## What you will do
Look for the string "text" in the lines and copy each line that has it.

## Given information
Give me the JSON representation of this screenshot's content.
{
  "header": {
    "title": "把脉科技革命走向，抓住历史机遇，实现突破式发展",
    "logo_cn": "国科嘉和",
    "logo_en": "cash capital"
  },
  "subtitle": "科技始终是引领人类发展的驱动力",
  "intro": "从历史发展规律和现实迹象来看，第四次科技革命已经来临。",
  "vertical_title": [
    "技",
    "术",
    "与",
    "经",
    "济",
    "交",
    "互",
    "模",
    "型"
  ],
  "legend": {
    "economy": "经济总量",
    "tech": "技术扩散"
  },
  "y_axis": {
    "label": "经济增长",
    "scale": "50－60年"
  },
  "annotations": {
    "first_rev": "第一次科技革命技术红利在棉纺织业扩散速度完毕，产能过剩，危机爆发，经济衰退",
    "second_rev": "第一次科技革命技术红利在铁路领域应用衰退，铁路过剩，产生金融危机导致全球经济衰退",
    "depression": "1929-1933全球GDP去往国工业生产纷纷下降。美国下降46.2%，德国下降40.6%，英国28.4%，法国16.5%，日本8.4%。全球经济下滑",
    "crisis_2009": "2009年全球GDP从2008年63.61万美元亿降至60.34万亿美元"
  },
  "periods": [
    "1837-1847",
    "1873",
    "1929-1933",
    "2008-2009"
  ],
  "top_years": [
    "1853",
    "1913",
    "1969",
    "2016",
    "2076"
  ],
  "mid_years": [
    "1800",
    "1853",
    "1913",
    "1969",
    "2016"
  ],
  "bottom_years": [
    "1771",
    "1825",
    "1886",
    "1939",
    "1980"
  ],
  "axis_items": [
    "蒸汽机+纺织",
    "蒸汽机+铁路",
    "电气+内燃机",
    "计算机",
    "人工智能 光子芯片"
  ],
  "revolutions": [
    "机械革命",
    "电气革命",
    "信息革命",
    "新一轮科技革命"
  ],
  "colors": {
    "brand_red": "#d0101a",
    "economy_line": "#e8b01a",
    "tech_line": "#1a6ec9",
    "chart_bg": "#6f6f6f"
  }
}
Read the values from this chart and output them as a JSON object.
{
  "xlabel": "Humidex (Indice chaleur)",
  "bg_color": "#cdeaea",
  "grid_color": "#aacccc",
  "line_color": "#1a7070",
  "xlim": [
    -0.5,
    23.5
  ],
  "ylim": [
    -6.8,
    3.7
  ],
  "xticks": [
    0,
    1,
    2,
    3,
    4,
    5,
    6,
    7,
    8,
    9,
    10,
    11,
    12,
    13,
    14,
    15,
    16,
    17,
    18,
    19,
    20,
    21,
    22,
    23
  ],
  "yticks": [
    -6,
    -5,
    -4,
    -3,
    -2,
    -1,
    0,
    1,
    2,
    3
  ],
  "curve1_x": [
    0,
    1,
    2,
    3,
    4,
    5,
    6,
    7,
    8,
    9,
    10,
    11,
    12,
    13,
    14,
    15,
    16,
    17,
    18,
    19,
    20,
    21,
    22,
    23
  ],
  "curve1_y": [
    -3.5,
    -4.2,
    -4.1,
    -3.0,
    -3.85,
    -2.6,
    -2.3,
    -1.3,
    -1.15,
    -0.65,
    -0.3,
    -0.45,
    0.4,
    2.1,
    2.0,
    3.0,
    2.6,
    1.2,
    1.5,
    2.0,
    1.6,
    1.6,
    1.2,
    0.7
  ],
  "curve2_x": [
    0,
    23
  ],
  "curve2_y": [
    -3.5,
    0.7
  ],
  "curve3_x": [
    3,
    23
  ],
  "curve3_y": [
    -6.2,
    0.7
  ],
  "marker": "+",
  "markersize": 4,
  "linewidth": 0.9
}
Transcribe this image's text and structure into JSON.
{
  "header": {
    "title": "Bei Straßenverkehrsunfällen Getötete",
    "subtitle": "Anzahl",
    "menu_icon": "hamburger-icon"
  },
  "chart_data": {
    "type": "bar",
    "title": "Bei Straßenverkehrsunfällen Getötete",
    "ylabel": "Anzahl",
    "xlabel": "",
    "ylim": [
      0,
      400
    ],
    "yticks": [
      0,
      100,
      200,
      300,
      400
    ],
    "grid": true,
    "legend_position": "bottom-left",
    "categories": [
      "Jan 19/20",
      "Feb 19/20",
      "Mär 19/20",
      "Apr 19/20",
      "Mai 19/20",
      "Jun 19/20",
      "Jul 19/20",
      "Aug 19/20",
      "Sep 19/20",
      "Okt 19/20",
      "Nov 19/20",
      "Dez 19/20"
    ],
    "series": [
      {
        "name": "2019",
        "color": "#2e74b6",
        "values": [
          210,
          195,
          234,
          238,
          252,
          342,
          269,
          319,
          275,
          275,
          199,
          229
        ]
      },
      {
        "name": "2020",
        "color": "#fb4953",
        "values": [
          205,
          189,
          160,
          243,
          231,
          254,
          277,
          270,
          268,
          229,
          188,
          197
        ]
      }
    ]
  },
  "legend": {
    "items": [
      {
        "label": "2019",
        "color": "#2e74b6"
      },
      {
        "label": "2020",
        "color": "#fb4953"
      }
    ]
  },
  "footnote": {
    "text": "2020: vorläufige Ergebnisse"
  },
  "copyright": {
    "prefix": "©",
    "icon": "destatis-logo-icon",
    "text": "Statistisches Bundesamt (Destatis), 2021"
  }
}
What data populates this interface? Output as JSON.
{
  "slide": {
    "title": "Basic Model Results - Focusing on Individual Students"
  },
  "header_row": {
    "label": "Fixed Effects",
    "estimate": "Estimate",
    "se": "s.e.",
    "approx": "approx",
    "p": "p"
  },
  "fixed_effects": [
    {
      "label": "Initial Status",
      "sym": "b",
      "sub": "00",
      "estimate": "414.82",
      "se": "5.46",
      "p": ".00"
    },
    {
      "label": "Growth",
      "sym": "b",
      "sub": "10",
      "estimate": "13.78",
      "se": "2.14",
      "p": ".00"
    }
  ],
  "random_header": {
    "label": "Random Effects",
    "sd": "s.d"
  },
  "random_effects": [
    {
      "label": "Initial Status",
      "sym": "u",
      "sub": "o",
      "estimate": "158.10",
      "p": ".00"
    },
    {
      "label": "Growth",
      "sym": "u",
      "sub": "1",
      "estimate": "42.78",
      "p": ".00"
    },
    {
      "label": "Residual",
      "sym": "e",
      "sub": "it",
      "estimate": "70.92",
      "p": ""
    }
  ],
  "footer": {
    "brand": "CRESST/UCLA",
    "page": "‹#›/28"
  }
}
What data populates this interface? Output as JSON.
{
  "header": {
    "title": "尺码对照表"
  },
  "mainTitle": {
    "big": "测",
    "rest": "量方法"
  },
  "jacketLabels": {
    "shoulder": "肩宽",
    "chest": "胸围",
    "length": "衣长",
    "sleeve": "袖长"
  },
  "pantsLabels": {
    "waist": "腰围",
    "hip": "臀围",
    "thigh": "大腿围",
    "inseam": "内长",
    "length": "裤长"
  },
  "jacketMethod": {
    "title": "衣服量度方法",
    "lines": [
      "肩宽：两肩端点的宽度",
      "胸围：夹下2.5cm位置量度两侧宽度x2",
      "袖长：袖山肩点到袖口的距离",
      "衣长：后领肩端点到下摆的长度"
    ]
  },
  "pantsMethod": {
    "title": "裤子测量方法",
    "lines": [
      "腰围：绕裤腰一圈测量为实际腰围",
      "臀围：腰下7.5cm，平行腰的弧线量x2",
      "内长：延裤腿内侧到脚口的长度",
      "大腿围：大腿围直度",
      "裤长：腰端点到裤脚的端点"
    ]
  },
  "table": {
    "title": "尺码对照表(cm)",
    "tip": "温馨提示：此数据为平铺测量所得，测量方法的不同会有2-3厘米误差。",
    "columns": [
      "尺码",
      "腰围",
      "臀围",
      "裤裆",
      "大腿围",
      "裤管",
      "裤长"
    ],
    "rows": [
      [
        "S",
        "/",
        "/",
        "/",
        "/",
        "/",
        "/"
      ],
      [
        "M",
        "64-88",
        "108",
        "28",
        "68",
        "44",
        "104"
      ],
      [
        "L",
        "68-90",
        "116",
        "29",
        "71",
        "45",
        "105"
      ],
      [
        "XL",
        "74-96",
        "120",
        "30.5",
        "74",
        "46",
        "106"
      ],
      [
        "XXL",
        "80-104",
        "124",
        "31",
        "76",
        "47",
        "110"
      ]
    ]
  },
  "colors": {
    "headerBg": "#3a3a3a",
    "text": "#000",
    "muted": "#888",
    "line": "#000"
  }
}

## Output of the exercise
Transcribe this image's text and structure into JSON.
    "text": "2020: vorläufige Ergebnisse"
    "text": "Statistisches Bundesamt (Destatis), 2021"
    "text": "#000",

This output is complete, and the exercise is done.